* Exercise
Find the lines in these entries that include the word "going" and state how many there are, with no other words.

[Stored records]
** Start **

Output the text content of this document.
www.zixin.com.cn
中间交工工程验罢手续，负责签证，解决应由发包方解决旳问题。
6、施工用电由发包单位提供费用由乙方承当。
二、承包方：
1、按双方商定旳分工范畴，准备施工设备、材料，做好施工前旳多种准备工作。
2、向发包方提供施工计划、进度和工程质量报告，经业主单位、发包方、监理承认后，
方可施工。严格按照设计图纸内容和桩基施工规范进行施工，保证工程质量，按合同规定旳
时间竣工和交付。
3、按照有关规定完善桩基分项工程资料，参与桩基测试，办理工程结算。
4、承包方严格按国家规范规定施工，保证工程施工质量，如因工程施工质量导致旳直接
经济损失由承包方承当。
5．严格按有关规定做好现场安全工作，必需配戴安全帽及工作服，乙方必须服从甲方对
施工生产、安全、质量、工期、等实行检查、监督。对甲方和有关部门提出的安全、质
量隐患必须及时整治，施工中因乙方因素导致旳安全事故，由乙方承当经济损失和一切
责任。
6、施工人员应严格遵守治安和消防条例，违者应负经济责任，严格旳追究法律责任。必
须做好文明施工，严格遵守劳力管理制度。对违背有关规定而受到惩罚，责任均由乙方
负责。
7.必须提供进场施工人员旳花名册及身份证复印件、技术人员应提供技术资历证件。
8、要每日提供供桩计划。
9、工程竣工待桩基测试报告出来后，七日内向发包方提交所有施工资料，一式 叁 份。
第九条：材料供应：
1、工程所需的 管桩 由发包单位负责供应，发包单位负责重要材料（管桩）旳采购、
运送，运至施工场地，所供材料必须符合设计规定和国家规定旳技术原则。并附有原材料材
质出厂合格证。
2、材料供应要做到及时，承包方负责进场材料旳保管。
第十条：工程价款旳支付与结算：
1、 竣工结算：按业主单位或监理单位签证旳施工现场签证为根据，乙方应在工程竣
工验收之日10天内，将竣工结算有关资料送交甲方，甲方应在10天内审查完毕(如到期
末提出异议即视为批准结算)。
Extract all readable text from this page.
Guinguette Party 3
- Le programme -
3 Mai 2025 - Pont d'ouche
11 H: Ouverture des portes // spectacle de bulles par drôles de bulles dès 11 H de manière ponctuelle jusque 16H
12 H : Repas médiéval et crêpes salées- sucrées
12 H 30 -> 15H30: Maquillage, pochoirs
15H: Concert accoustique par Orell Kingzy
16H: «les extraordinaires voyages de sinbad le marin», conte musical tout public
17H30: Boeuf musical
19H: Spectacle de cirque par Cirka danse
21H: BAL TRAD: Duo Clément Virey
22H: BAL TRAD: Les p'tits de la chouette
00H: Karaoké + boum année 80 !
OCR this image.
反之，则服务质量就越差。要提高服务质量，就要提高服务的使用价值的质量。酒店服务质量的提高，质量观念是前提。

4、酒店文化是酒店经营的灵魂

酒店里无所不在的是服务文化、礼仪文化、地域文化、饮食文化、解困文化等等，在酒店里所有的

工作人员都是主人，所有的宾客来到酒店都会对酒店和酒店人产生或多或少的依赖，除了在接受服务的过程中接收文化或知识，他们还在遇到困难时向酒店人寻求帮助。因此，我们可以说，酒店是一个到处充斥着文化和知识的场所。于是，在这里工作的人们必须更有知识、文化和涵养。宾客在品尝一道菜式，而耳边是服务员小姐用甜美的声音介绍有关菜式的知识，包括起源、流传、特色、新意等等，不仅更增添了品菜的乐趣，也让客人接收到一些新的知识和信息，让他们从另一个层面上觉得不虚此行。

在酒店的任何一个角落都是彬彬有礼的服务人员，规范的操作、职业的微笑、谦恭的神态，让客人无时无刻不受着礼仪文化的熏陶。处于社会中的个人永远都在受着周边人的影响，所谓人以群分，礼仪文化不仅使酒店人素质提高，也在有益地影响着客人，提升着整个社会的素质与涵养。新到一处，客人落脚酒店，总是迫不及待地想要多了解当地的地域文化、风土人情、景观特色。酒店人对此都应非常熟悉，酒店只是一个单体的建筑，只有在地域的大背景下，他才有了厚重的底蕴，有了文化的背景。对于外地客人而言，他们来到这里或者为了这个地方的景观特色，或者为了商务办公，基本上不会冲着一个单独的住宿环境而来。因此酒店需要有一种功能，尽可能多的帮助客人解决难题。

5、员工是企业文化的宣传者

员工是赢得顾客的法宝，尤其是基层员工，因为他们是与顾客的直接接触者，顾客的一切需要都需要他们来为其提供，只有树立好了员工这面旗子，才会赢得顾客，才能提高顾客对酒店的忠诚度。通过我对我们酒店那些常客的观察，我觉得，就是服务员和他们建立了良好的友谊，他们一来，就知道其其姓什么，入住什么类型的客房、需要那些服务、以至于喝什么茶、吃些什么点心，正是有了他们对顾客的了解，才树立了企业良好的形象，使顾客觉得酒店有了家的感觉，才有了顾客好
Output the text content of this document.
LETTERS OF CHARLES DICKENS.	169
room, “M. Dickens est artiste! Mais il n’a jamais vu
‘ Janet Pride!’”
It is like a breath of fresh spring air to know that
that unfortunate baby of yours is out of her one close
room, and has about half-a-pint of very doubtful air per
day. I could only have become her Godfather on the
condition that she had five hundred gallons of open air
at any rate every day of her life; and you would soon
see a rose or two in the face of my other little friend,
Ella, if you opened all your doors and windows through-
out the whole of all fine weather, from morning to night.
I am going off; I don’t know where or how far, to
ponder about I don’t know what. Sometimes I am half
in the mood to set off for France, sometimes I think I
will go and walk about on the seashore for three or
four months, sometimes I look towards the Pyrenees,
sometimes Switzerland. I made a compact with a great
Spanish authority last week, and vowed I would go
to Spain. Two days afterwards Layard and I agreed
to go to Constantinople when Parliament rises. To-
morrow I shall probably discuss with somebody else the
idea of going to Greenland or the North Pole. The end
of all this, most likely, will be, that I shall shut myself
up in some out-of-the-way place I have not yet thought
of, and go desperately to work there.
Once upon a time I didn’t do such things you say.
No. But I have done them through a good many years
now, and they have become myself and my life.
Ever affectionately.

** End **

* Result of the task
2